Dataset entries on figures:
====================
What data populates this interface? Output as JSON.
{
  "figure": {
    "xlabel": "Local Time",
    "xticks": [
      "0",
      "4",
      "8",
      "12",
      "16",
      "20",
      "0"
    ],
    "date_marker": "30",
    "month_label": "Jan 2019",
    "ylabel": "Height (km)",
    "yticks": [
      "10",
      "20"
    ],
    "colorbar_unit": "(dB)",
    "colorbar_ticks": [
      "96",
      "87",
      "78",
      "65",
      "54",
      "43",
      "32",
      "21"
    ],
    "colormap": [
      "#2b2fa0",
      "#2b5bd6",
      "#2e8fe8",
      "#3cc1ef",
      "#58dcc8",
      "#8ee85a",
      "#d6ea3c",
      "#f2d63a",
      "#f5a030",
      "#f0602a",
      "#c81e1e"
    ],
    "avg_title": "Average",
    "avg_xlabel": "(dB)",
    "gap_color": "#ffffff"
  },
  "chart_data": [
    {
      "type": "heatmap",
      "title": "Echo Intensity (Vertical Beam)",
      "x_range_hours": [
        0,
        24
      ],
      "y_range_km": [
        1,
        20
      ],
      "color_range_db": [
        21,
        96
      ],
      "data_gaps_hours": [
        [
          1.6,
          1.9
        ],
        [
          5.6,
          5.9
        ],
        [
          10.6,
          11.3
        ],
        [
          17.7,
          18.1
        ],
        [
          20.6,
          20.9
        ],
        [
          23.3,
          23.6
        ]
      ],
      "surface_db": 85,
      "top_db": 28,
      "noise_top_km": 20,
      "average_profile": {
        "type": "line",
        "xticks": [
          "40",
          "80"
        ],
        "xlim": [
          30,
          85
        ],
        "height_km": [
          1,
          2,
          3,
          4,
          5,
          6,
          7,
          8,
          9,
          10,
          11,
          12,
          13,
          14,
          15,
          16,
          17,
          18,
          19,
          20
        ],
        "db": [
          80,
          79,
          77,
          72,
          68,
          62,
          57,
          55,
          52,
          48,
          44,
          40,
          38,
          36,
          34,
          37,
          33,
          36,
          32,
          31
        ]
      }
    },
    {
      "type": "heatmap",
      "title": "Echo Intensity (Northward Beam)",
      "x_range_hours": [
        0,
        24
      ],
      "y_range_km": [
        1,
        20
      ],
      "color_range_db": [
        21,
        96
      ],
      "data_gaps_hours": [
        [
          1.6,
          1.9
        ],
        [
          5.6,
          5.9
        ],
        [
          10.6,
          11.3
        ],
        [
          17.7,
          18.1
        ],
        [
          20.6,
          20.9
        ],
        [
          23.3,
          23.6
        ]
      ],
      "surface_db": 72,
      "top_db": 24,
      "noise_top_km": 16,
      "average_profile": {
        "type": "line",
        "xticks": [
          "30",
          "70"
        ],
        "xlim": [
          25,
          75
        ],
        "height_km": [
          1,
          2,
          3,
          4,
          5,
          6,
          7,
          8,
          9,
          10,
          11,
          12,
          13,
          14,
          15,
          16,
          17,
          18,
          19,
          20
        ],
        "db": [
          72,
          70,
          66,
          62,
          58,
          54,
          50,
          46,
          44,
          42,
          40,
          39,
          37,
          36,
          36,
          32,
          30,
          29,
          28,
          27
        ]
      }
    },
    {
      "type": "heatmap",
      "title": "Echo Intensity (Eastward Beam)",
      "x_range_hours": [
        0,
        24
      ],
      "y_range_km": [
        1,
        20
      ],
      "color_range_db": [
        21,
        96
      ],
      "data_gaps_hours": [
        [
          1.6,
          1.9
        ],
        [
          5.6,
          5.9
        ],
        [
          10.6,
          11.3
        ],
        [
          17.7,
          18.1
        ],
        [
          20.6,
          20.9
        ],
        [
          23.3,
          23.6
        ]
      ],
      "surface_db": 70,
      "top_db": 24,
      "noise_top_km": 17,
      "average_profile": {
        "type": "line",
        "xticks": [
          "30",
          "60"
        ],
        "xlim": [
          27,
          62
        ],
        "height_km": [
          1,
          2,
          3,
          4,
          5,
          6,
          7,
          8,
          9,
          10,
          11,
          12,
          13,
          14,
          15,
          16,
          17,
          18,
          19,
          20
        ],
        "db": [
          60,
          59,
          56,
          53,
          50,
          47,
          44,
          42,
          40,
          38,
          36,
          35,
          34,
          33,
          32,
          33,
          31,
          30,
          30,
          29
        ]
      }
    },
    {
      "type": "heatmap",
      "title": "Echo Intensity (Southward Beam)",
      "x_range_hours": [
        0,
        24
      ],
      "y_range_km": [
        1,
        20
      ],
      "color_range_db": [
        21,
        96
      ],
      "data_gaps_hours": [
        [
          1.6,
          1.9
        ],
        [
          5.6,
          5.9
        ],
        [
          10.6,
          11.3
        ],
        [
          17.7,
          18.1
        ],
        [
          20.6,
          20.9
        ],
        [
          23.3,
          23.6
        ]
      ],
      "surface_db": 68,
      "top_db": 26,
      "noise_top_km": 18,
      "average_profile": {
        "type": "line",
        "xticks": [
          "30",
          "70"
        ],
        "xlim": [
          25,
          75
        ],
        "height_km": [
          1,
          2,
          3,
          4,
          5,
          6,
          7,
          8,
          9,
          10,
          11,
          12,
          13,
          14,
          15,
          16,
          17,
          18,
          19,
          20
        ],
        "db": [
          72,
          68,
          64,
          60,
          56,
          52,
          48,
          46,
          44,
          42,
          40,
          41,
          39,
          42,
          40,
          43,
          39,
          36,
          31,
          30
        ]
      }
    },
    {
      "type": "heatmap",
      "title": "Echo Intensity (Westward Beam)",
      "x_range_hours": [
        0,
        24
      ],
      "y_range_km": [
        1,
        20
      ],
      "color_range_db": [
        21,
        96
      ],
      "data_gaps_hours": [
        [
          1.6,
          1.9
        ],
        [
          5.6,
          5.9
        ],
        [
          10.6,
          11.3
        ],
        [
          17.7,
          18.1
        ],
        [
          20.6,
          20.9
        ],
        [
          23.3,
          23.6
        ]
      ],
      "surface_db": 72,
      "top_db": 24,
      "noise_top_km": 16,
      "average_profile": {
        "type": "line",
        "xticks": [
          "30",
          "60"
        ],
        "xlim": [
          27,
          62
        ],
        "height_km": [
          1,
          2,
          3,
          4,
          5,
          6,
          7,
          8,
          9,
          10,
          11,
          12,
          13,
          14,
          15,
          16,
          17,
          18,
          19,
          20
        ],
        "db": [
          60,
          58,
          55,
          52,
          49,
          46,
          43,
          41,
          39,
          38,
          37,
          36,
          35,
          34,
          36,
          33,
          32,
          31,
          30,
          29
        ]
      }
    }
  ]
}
====================
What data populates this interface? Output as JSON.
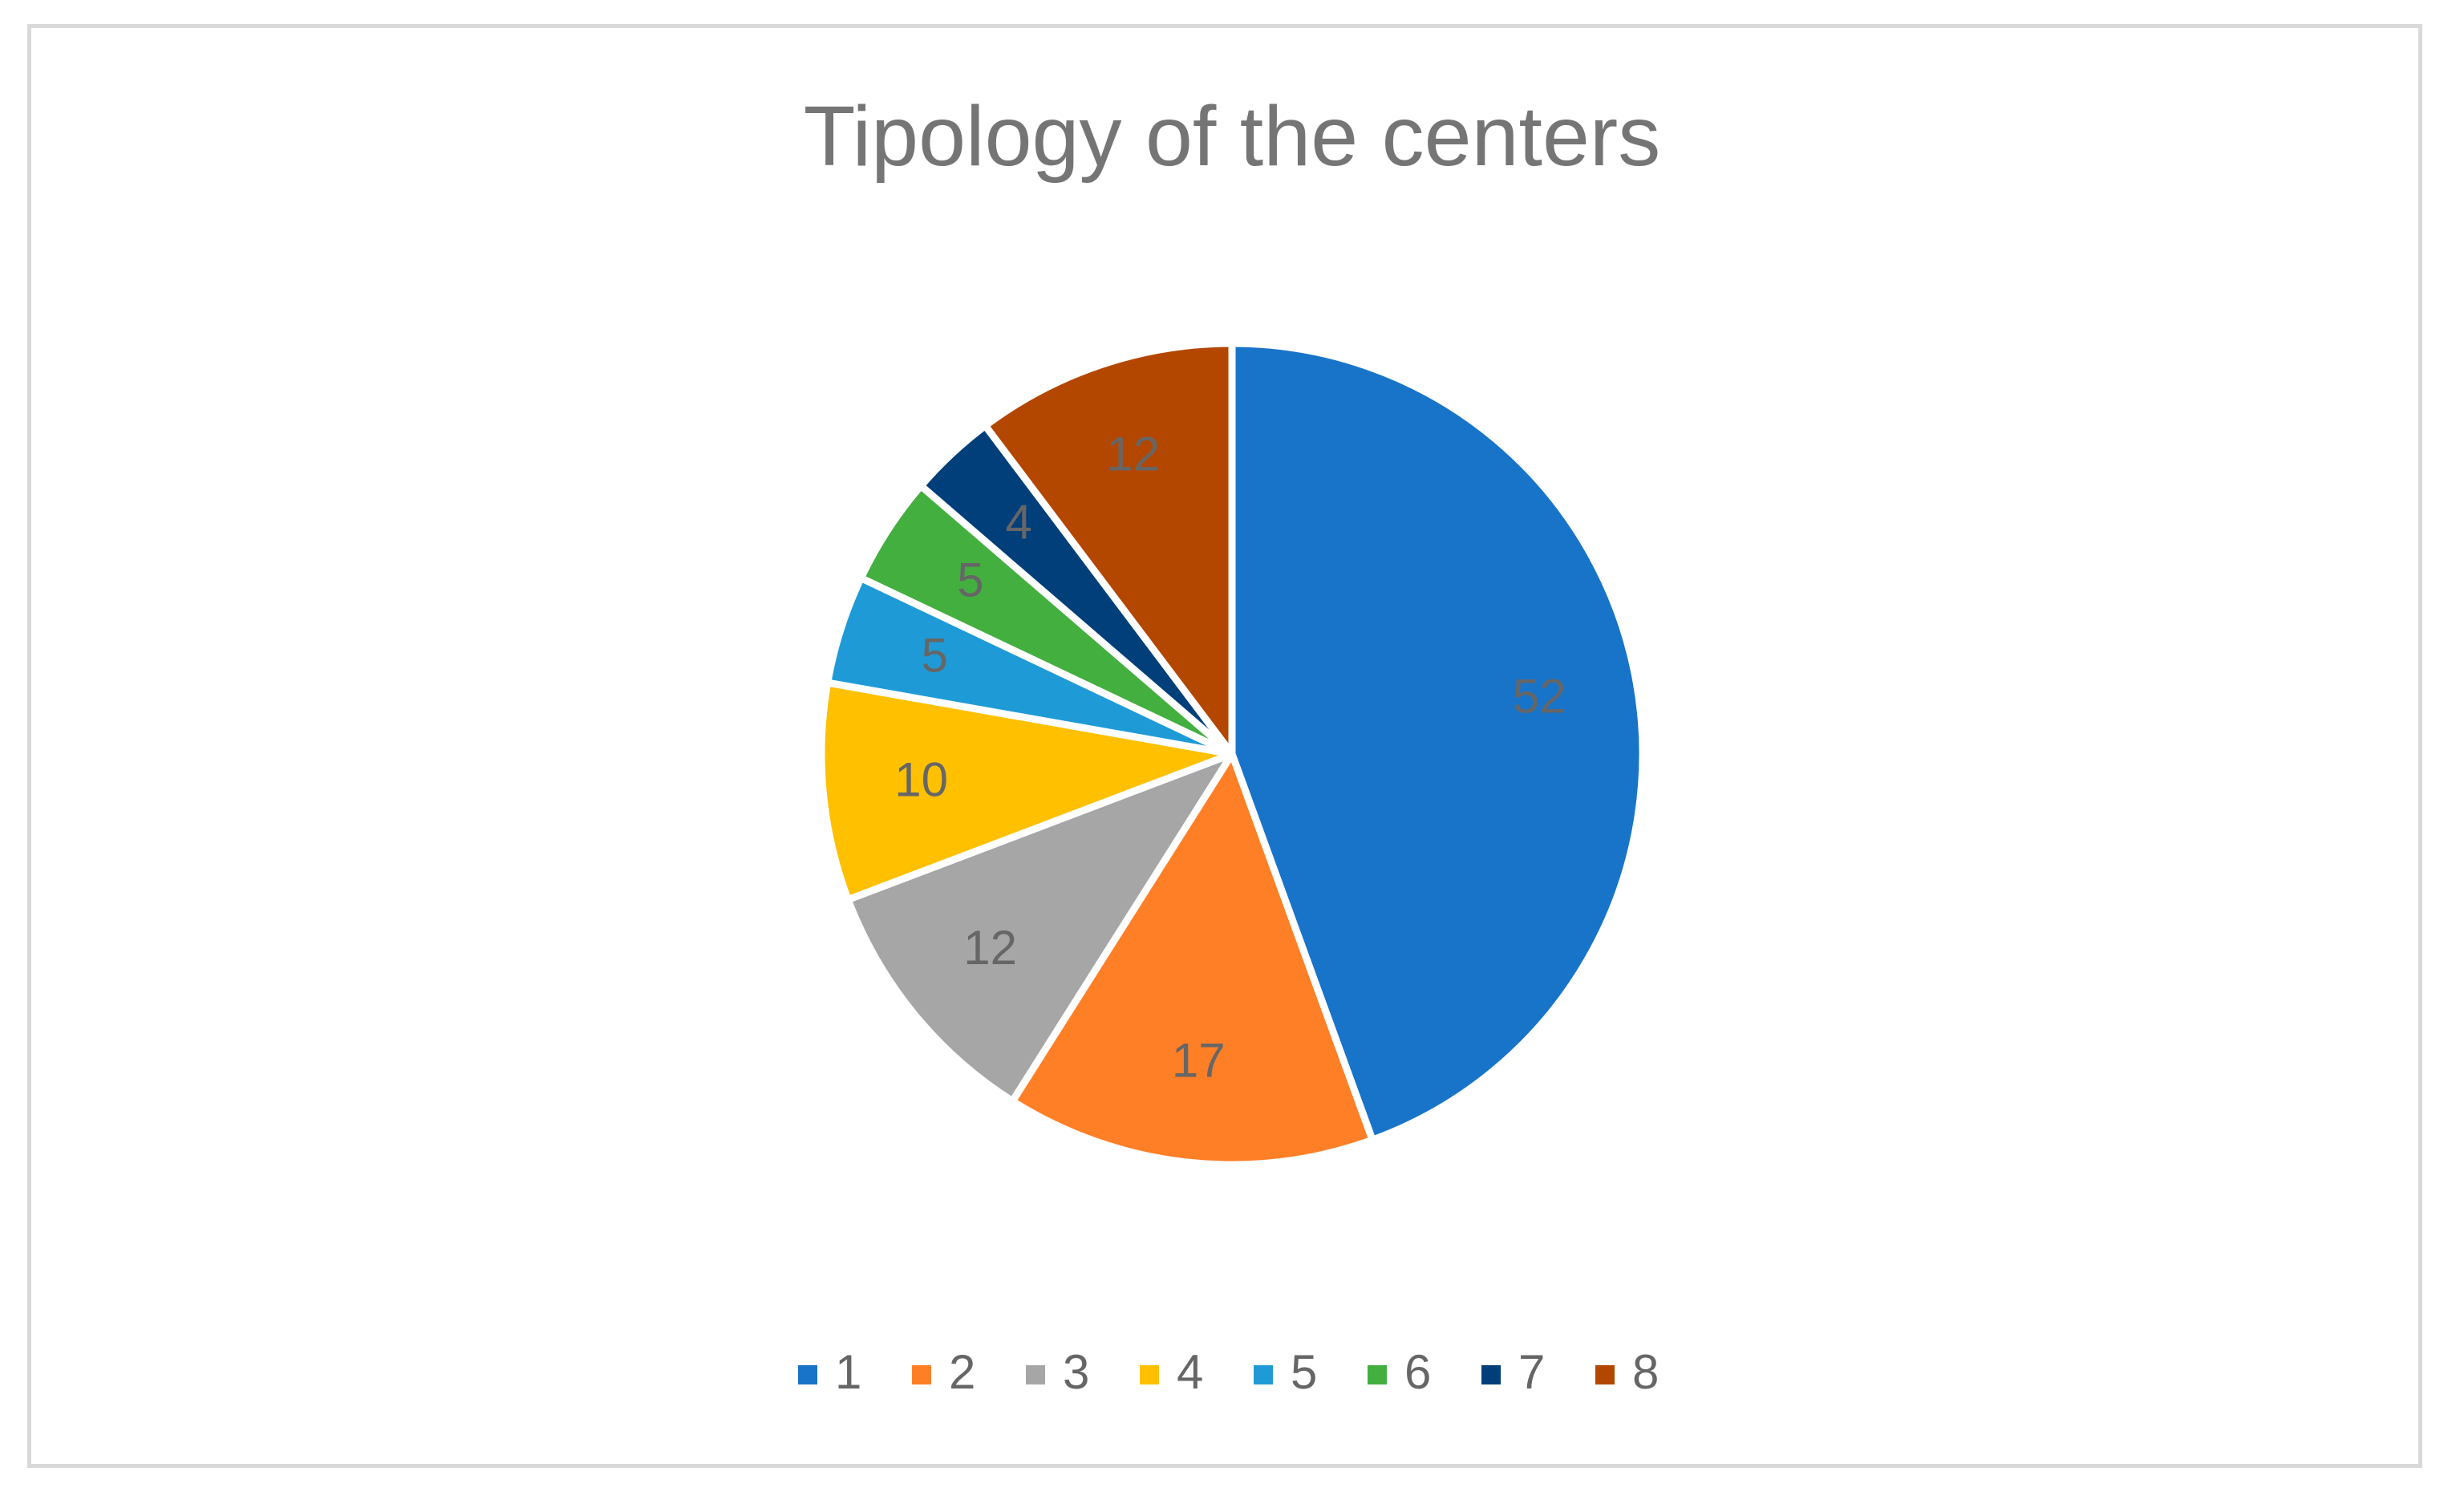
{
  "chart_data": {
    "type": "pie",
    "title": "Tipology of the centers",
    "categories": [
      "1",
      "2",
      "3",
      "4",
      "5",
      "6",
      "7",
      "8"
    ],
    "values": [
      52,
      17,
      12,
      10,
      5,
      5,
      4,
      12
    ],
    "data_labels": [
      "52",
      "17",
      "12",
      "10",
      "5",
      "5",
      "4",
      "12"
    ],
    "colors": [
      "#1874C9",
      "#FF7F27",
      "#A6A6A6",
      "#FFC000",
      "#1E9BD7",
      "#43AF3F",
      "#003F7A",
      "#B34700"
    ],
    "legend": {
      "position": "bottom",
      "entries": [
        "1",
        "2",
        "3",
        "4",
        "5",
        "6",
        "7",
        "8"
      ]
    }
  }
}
====================
Look through the records and gather each line with the word "Intensity".

* [Result of this task]:
      "title": "Echo Intensity (Vertical Beam)",
      "title": "Echo Intensity (Northward Beam)",
      "title": "Echo Intensity (Eastward Beam)",
      "title": "Echo Intensity (Southward Beam)",
      "title": "Echo Intensity (Westward Beam)",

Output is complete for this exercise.